[Task] Copy every line from the data below in which the string "Parts" can be found.

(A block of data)
______

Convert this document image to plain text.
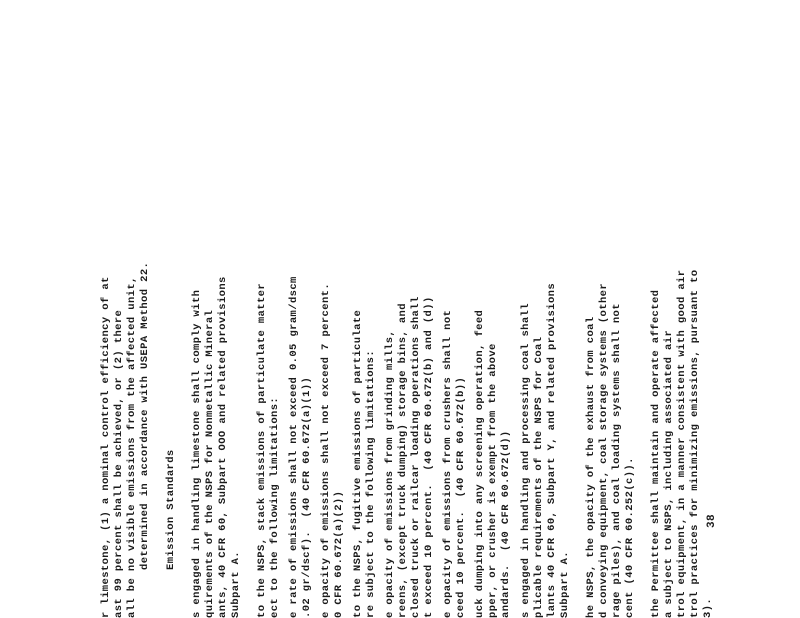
r limestone, (1) a nominal control efficiency of at ast 99 percent shall be achieved, or (2) there all be no visible emissions from the affected unit, determined in accordance with USEPA Method 22. Emission Standards s engaged in handling limestone shall comply with quirements of the NSPS for Nonmetallic Mineral ants, 40 CFR 60, Subpart OOO and related provisions Subpart A. to the NSPS, stack emissions of particulate matter ect to the following limitations: e rate of emissions shall not exceed 0.05 gram/dscm .02 gr/dscf).  (40 CFR 60.672(a)(1)) e opacity of emissions shall not exceed 7 percent. 0 CFR 60.672(a)(2)) to the NSPS, fugitive emissions of particulate re subject to the following limitations: e opacity of emissions from grinding mills, reens, (except truck dumping) storage bins, and closed truck or railcar loading operations shall t exceed 10 percent.  (40 CFR 60.672(b) and (d)) e opacity of emissions from crushers shall not ceed 10 percent.  (40 CFR 60.672(b)) uck dumping into any screening operation, feed pper, or crusher is exempt from the above andards.  (40 CFR 60.672(d)) s engaged in handling and processing coal shall plicable requirements of the NSPS for Coal lants 40 CFR 60, Subpart Y, and related provisions Subpart A. he NSPS, the opacity of the exhaust from coal d conveying equipment, coal storage systems (other rage piles), and coal loading systems shall not cent (40 CFR 60.252(c)). the Permittee shall maintain and operate affected a subject to NSPS, including associated air trol equipment, in a manner consistent with good air trol practices for minimizing emissions, pursuant to 3).
38
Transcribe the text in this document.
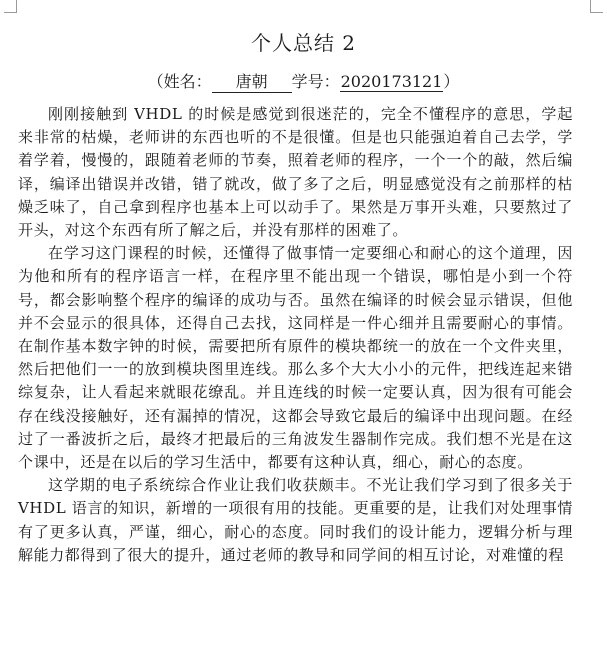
个人总结 2
（姓名： 唐朝 学号：2020173121）

刚刚接触到 VHDL 的时候是感觉到很迷茫的，完全不懂程序的意思，学起来非常的枯燥，老师讲的东西也听的不是很懂。但是也只能强迫着自己去学，学着学着，慢慢的，跟随着老师的节奏，照着老师的程序，一个一个的敲，然后编译，编译出错误并改错，错了就改，做了多了之后，明显感觉没有之前那样的枯燥乏味了，自己拿到程序也基本上可以动手了。果然是万事开头难，只要熬过了开头，对这个东西有所了解之后，并没有那样的困难了。

在学习这门课程的时候，还懂得了做事情一定要细心和耐心的这个道理，因为他和所有的程序语言一样，在程序里不能出现一个错误，哪怕是小到一个符号，都会影响整个程序的编译的成功与否。虽然在编译的时候会显示错误，但他并不会显示的很具体，还得自己去找，这同样是一件心细并且需要耐心的事情。在制作基本数字钟的时候，需要把所有原件的模块都统一的放在一个文件夹里，然后把他们一一的放到模块图里连线。那么多个大大小小的元件，把线连起来错综复杂，让人看起来就眼花缭乱。并且连线的时候一定要认真，因为很有可能会存在线没接触好，还有漏掉的情况，这都会导致它最后的编译中出现问题。在经过了一番波折之后，最终才把最后的三角波发生器制作完成。我们想不光是在这个课中，还是在以后的学习生活中，都要有这种认真，细心，耐心的态度。

这学期的电子系统综合作业让我们收获颇丰。不光让我们学习到了很多关于 VHDL 语言的知识，新增的一项很有用的技能。更重要的是，让我们对处理事情有了更多认真，严谨，细心，耐心的态度。同时我们的设计能力，逻辑分析与理解能力都得到了很大的提升，通过老师的教导和同学间的相互讨论，对难懂的程
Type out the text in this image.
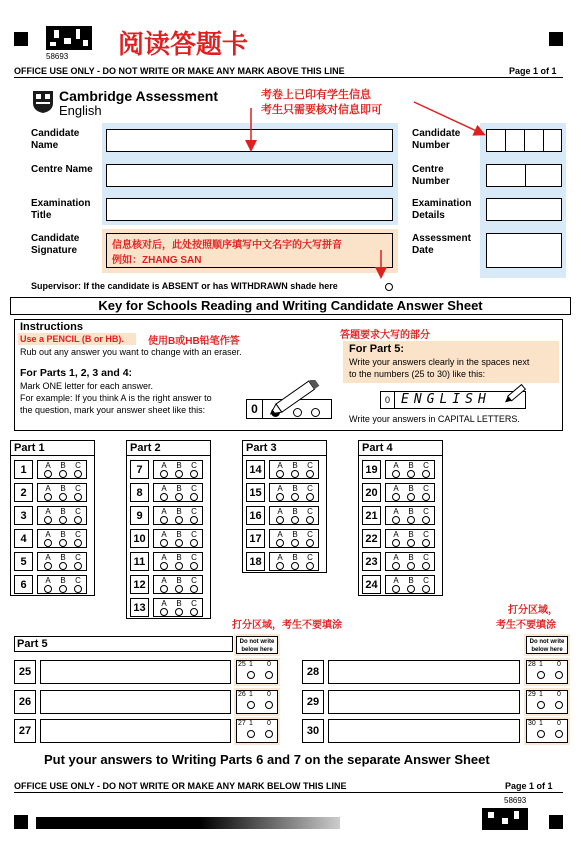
58693 阅读答题卡
OFFICE USE ONLY - DO NOT WRITE OR MAKE ANY MARK ABOVE THIS LINE	Page 1 of 1
Cambridge Assessment
English
考卷上已印有学生信息
考生只需要核对信息即可
Candidate Name
Centre Name
Examination Title
Candidate Signature	信息核对后，此处按照顺序填写中文名字的大写拼音
例如：ZHANG SAN
Candidate Number
Centre Number
Examination Details
Assessment Date
Supervisor: If the candidate is ABSENT or has WITHDRAWN shade here
Key for Schools Reading and Writing Candidate Answer Sheet
Instructions
Use a PENCIL (B or HB). 使用B或HB铅笔作答
Rub out any answer you want to change with an eraser.
For Parts 1, 2, 3 and 4:
Mark ONE letter for each answer.
For example: If you think A is the right answer to
the question, mark your answer sheet like this:	0
答题要求大写的部分
For Part 5:
Write your answers clearly in the spaces next
to the numbers (25 to 30) like this:
0 ENGLISH
Write your answers in CAPITAL LETTERS.
Part 1
1	A	B	C
2	A	B	C
3	A	B	C
4	A	B	C
5	A	B	C
6	A	B	C
Part 2
7	A	B	C
8	A	B	C
9	A	B	C
10	A	B	C
11	A	B	C
12	A	B	C
13	A	B	C
Part 3
14	A	B	C
15	A	B	C
16	A	B	C
17	A	B	C
18	A	B	C
Part 4
19	A	B	C
20	A	B	C
21	A	B	C
22	A	B	C
23	A	B	C
24	A	B	C
打分区域，考生不要填涂
打分区域，
考生不要填涂
Part 5	Do not write below here
Do not write below here
25
25 1 0
26
26 1 0
27
27 1 0
28
28 1 0
29
29 1 0
30
30 1 0
Put your answers to Writing Parts 6 and 7 on the separate Answer Sheet
OFFICE USE ONLY - DO NOT WRITE OR MAKE ANY MARK BELOW THIS LINE	Page 1 of 1
58693
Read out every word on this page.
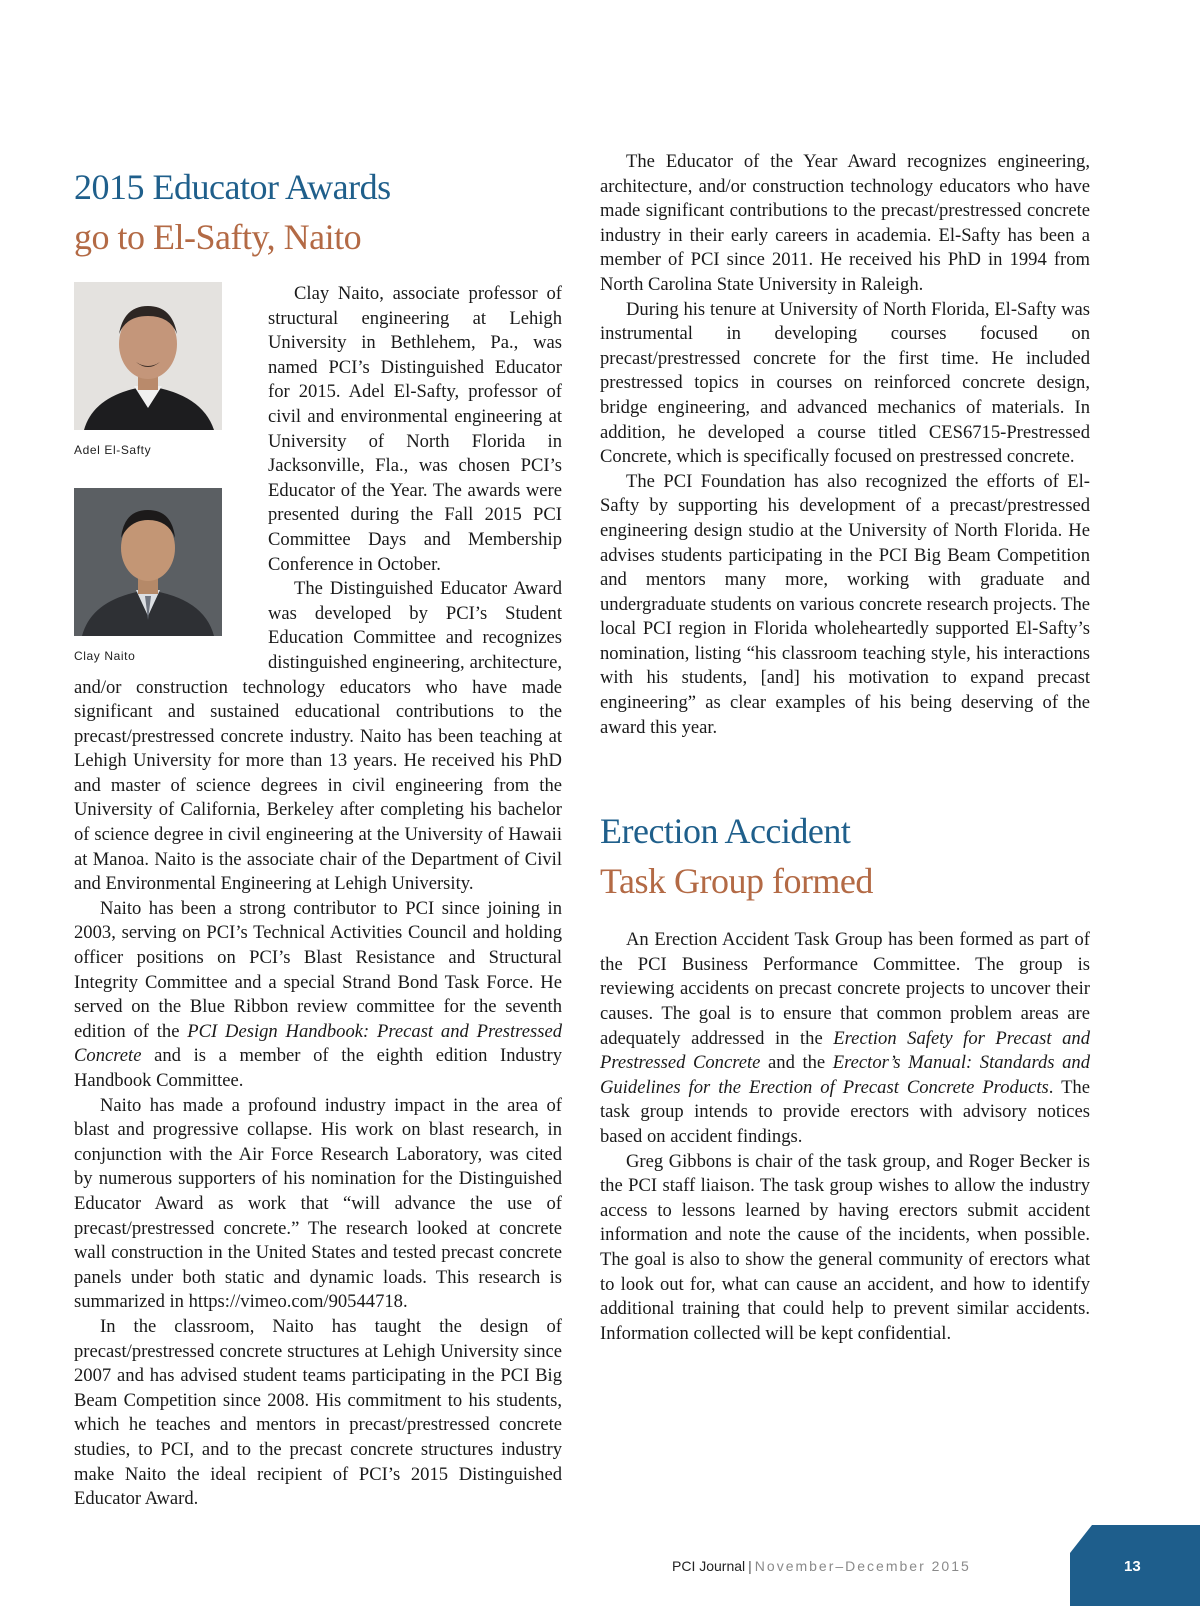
2015 Educator Awards
go to El-Safty, Naito
Adel El-Safty
Clay Naito

Clay Naito, associate professor of structural engineering at Lehigh University in Bethlehem, Pa., was named PCI’s Distinguished Educator for 2015. Adel El-Safty, professor of civil and environmental engineering at University of North Florida in Jacksonville, Fla., was chosen PCI’s Educator of the Year. The awards were presented during the Fall 2015 PCI Committee Days and Membership Conference in October.

The Distinguished Educator Award was developed by PCI’s Student Education Committee and recognizes distinguished engineering, architecture, and/or construction technology educators who have made significant and sustained educational contributions to the precast/prestressed concrete industry. Naito has been teaching at Lehigh University for more than 13 years. He received his PhD and master of science degrees in civil engineering from the University of California, Berkeley after completing his bachelor of science degree in civil engineering at the University of Hawaii at Manoa. Naito is the associate chair of the Department of Civil and Environmental Engineering at Lehigh University.

Naito has been a strong contributor to PCI since joining in 2003, serving on PCI’s Technical Activities Council and holding officer positions on PCI’s Blast Resistance and Structural Integrity Committee and a special Strand Bond Task Force. He served on the Blue Ribbon review committee for the seventh edition of the PCI Design Handbook: Precast and Prestressed Concrete and is a member of the eighth edition Industry Handbook Committee.

Naito has made a profound industry impact in the area of blast and progressive collapse. His work on blast research, in conjunction with the Air Force Research Laboratory, was cited by numerous supporters of his nomination for the Distinguished Educator Award as work that “will advance the use of precast/prestressed concrete.” The research looked at concrete wall construction in the United States and tested precast concrete panels under both static and dynamic loads. This research is summarized in https://vimeo.com/90544718.

In the classroom, Naito has taught the design of precast/prestressed concrete structures at Lehigh University since 2007 and has advised student teams participating in the PCI Big Beam Competition since 2008. His commitment to his students, which he teaches and mentors in precast/prestressed concrete studies, to PCI, and to the precast concrete structures industry make Naito the ideal recipient of PCI’s 2015 Distinguished Educator Award.

The Educator of the Year Award recognizes engineering, architecture, and/or construction technology educators who have made significant contributions to the precast/prestressed concrete industry in their early careers in academia. El-Safty has been a member of PCI since 2011. He received his PhD in 1994 from North Carolina State University in Raleigh.

During his tenure at University of North Florida, El-Safty was instrumental in developing courses focused on precast/prestressed concrete for the first time. He included prestressed topics in courses on reinforced concrete design, bridge engineering, and advanced mechanics of materials. In addition, he developed a course titled CES6715-Prestressed Concrete, which is specifically focused on prestressed concrete.

The PCI Foundation has also recognized the efforts of El-Safty by supporting his development of a precast/prestressed engineering design studio at the University of North Florida. He advises students participating in the PCI Big Beam Competition and mentors many more, working with graduate and undergraduate students on various concrete research projects. The local PCI region in Florida wholeheartedly supported El-Safty’s nomination, listing “his classroom teaching style, his interactions with his students, [and] his motivation to expand precast engineering” as clear examples of his being deserving of the award this year.

Erection Accident
Task Group formed

An Erection Accident Task Group has been formed as part of the PCI Business Performance Committee. The group is reviewing accidents on precast concrete projects to uncover their causes. The goal is to ensure that common problem areas are adequately addressed in the Erection Safety for Precast and Prestressed Concrete and the Erector’s Manual: Standards and Guidelines for the Erection of Precast Concrete Products. The task group intends to provide erectors with advisory notices based on accident findings.

Greg Gibbons is chair of the task group, and Roger Becker is the PCI staff liaison. The task group wishes to allow the industry access to lessons learned by having erectors submit accident information and note the cause of the incidents, when possible. The goal is also to show the general community of erectors what to look out for, what can cause an accident, and how to identify additional training that could help to prevent similar accidents. Information collected will be kept confidential.

PCI Journal | November–December 2015	13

______

[Written answer]
For Parts 1, 2, 3 and 4:
Put your answers to Writing Parts 6 and 7 on the separate Answer Sheet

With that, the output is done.